» Stated problem: Output every line below without omitting or altering anything.
§ §
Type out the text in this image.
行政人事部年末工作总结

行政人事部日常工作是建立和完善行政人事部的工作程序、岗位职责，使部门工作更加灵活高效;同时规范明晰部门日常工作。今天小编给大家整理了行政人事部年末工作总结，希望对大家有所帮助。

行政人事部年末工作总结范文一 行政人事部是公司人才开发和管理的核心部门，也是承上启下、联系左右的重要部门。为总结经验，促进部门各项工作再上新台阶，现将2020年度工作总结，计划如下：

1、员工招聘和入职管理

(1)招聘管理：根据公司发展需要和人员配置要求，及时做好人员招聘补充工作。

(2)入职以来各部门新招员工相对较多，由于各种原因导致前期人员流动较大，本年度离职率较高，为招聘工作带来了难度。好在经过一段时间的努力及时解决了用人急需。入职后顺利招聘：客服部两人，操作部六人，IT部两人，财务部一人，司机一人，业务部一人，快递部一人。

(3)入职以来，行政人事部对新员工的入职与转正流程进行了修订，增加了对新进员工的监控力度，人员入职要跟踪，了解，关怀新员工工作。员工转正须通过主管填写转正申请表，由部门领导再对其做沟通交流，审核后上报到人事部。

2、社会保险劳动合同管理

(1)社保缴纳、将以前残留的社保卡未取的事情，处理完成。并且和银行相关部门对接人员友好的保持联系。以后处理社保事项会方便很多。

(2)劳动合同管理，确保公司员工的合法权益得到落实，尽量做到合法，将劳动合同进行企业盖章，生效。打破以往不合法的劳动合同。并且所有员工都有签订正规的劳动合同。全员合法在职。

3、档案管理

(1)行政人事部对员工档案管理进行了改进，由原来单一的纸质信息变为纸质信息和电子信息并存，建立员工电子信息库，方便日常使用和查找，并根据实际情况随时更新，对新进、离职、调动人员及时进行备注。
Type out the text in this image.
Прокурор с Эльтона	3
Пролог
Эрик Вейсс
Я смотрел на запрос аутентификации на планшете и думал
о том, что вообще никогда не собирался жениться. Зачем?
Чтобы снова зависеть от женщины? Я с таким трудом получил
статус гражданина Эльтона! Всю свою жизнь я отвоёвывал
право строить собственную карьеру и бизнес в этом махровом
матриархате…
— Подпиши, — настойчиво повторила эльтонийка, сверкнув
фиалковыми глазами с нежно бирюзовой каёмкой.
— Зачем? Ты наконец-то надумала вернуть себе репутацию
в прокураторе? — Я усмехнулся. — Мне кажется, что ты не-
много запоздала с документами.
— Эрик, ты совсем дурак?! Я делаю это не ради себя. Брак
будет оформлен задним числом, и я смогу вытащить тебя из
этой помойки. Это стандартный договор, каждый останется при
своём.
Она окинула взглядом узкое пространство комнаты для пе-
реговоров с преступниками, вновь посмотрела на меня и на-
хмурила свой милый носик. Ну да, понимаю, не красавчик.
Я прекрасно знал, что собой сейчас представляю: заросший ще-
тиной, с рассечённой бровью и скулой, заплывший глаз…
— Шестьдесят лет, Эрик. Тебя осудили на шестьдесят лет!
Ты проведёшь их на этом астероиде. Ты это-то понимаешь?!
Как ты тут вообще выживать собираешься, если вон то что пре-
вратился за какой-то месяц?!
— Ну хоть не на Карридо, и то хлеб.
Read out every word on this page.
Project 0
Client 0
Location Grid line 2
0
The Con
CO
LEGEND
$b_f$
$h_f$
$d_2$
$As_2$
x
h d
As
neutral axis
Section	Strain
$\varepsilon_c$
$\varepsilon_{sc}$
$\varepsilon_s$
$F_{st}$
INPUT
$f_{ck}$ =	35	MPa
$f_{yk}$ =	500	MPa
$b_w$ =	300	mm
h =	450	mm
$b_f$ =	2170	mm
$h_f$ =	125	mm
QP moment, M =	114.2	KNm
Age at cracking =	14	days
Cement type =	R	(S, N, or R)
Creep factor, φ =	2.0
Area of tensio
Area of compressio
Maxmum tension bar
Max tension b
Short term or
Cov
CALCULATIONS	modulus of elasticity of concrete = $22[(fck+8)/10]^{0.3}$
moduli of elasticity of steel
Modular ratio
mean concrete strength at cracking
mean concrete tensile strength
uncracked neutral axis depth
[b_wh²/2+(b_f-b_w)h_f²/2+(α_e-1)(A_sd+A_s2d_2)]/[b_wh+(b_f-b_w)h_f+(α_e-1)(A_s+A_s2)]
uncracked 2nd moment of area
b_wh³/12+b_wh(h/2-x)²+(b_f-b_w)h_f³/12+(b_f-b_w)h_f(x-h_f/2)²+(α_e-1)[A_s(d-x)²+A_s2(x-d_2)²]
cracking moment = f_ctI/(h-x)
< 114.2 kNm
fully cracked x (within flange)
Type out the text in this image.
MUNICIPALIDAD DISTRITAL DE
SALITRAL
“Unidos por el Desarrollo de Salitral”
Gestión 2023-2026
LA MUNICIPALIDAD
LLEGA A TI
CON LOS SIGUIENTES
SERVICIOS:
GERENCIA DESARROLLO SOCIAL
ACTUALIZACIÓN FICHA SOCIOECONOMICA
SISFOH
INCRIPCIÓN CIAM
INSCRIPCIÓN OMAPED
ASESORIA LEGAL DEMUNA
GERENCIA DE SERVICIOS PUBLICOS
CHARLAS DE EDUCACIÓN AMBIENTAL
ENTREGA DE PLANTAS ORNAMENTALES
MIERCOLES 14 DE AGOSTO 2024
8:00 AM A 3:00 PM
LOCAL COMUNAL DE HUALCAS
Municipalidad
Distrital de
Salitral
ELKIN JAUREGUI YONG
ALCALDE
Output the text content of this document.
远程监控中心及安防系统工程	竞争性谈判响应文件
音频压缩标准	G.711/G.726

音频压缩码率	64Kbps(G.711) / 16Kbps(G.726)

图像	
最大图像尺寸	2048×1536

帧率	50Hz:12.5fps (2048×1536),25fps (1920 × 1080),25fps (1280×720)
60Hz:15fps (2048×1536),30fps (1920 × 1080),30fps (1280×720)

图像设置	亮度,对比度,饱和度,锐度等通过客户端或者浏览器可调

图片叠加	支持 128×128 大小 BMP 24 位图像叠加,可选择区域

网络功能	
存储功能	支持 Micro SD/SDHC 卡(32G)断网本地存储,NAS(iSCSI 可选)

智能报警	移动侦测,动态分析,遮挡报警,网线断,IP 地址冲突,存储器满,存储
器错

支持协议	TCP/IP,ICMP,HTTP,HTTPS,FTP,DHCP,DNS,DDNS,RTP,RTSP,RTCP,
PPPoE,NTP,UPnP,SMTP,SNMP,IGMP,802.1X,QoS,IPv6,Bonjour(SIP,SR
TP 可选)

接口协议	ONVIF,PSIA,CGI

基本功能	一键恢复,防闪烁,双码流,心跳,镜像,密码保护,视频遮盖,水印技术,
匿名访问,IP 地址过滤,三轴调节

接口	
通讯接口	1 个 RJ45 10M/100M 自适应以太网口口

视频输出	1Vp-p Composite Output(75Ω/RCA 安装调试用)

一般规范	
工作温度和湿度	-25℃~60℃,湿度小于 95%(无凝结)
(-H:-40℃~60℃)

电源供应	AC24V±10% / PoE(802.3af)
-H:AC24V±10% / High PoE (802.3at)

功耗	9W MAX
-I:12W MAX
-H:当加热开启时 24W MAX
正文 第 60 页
§ §
» Complete response:
Type out the text in this image.
行政人事部年末工作总结

行政人事部日常工作是建立和完善行政人事部的工作程序、岗位职责，使部门工作更加灵活高效;同时规范明晰部门日常工作。今天小编给大家整理了行政人事部年末工作总结，希望对大家有所帮助。

行政人事部年末工作总结范文一 行政人事部是公司人才开发和管理的核心部门，也是承上启下、联系左右的重要部门。为总结经验，促进部门各项工作再上新台阶，现将2020年度工作总结，计划如下：

1、员工招聘和入职管理

(1)招聘管理：根据公司发展需要和人员配置要求，及时做好人员招聘补充工作。

(2)入职以来各部门新招员工相对较多，由于各种原因导致前期人员流动较大，本年度离职率较高，为招聘工作带来了难度。好在经过一段时间的努力及时解决了用人急需。入职后顺利招聘：客服部两人，操作部六人，IT部两人，财务部一人，司机一人，业务部一人，快递部一人。

(3)入职以来，行政人事部对新员工的入职与转正流程进行了修订，增加了对新进员工的监控力度，人员入职要跟踪，了解，关怀新员工工作。员工转正须通过主管填写转正申请表，由部门领导再对其做沟通交流，审核后上报到人事部。

2、社会保险劳动合同管理

(1)社保缴纳、将以前残留的社保卡未取的事情，处理完成。并且和银行相关部门对接人员友好的保持联系。以后处理社保事项会方便很多。

(2)劳动合同管理，确保公司员工的合法权益得到落实，尽量做到合法，将劳动合同进行企业盖章，生效。打破以往不合法的劳动合同。并且所有员工都有签订正规的劳动合同。全员合法在职。

3、档案管理

(1)行政人事部对员工档案管理进行了改进，由原来单一的纸质信息变为纸质信息和电子信息并存，建立员工电子信息库，方便日常使用和查找，并根据实际情况随时更新，对新进、离职、调动人员及时进行备注。
Type out the text in this image.
Прокурор с Эльтона	3
Пролог
Эрик Вейсс
Я смотрел на запрос аутентификации на планшете и думал
о том, что вообще никогда не собирался жениться. Зачем?
Чтобы снова зависеть от женщины? Я с таким трудом получил
статус гражданина Эльтона! Всю свою жизнь я отвоёвывал
право строить собственную карьеру и бизнес в этом махровом
матриархате…
— Подпиши, — настойчиво повторила эльтонийка, сверкнув
фиалковыми глазами с нежно бирюзовой каёмкой.
— Зачем? Ты наконец-то надумала вернуть себе репутацию
в прокураторе? — Я усмехнулся. — Мне кажется, что ты не-
много запоздала с документами.
— Эрик, ты совсем дурак?! Я делаю это не ради себя. Брак
будет оформлен задним числом, и я смогу вытащить тебя из
этой помойки. Это стандартный договор, каждый останется при
своём.
Она окинула взглядом узкое пространство комнаты для пе-
реговоров с преступниками, вновь посмотрела на меня и на-
хмурила свой милый носик. Ну да, понимаю, не красавчик.
Я прекрасно знал, что собой сейчас представляю: заросший ще-
тиной, с рассечённой бровью и скулой, заплывший глаз…
— Шестьдесят лет, Эрик. Тебя осудили на шестьдесят лет!
Ты проведёшь их на этом астероиде. Ты это-то понимаешь?!
Как ты тут вообще выживать собираешься, если вон то что пре-
вратился за какой-то месяц?!
— Ну хоть не на Карридо, и то хлеб.
Read out every word on this page.
Project 0
Client 0
Location Grid line 2
0
The Con
CO
LEGEND
$b_f$
$h_f$
$d_2$
$As_2$
x
h d
As
neutral axis
Section	Strain
$\varepsilon_c$
$\varepsilon_{sc}$
$\varepsilon_s$
$F_{st}$
INPUT
$f_{ck}$ =	35	MPa
$f_{yk}$ =	500	MPa
$b_w$ =	300	mm
h =	450	mm
$b_f$ =	2170	mm
$h_f$ =	125	mm
QP moment, M =	114.2	KNm
Age at cracking =	14	days
Cement type =	R	(S, N, or R)
Creep factor, φ =	2.0
Area of tensio
Area of compressio
Maxmum tension bar
Max tension b
Short term or
Cov
CALCULATIONS	modulus of elasticity of concrete = $22[(fck+8)/10]^{0.3}$
moduli of elasticity of steel
Modular ratio
mean concrete strength at cracking
mean concrete tensile strength
uncracked neutral axis depth
[b_wh²/2+(b_f-b_w)h_f²/2+(α_e-1)(A_sd+A_s2d_2)]/[b_wh+(b_f-b_w)h_f+(α_e-1)(A_s+A_s2)]
uncracked 2nd moment of area
b_wh³/12+b_wh(h/2-x)²+(b_f-b_w)h_f³/12+(b_f-b_w)h_f(x-h_f/2)²+(α_e-1)[A_s(d-x)²+A_s2(x-d_2)²]
cracking moment = f_ctI/(h-x)
< 114.2 kNm
fully cracked x (within flange)
Type out the text in this image.
MUNICIPALIDAD DISTRITAL DE
SALITRAL
“Unidos por el Desarrollo de Salitral”
Gestión 2023-2026
LA MUNICIPALIDAD
LLEGA A TI
CON LOS SIGUIENTES
SERVICIOS:
GERENCIA DESARROLLO SOCIAL
ACTUALIZACIÓN FICHA SOCIOECONOMICA
SISFOH
INCRIPCIÓN CIAM
INSCRIPCIÓN OMAPED
ASESORIA LEGAL DEMUNA
GERENCIA DE SERVICIOS PUBLICOS
CHARLAS DE EDUCACIÓN AMBIENTAL
ENTREGA DE PLANTAS ORNAMENTALES
MIERCOLES 14 DE AGOSTO 2024
8:00 AM A 3:00 PM
LOCAL COMUNAL DE HUALCAS
Municipalidad
Distrital de
Salitral
ELKIN JAUREGUI YONG
ALCALDE
Output the text content of this document.
远程监控中心及安防系统工程	竞争性谈判响应文件
音频压缩标准	G.711/G.726

音频压缩码率	64Kbps(G.711) / 16Kbps(G.726)

图像	
最大图像尺寸	2048×1536

帧率	50Hz:12.5fps (2048×1536),25fps (1920 × 1080),25fps (1280×720)
60Hz:15fps (2048×1536),30fps (1920 × 1080),30fps (1280×720)

图像设置	亮度,对比度,饱和度,锐度等通过客户端或者浏览器可调

图片叠加	支持 128×128 大小 BMP 24 位图像叠加,可选择区域

网络功能	
存储功能	支持 Micro SD/SDHC 卡(32G)断网本地存储,NAS(iSCSI 可选)

智能报警	移动侦测,动态分析,遮挡报警,网线断,IP 地址冲突,存储器满,存储
器错

支持协议	TCP/IP,ICMP,HTTP,HTTPS,FTP,DHCP,DNS,DDNS,RTP,RTSP,RTCP,
PPPoE,NTP,UPnP,SMTP,SNMP,IGMP,802.1X,QoS,IPv6,Bonjour(SIP,SR
TP 可选)

接口协议	ONVIF,PSIA,CGI

基本功能	一键恢复,防闪烁,双码流,心跳,镜像,密码保护,视频遮盖,水印技术,
匿名访问,IP 地址过滤,三轴调节

接口	
通讯接口	1 个 RJ45 10M/100M 自适应以太网口口

视频输出	1Vp-p Composite Output(75Ω/RCA 安装调试用)

一般规范	
工作温度和湿度	-25℃~60℃,湿度小于 95%(无凝结)
(-H:-40℃~60℃)

电源供应	AC24V±10% / PoE(802.3af)
-H:AC24V±10% / High PoE (802.3at)

功耗	9W MAX
-I:12W MAX
-H:当加热开启时 24W MAX
正文 第 60 页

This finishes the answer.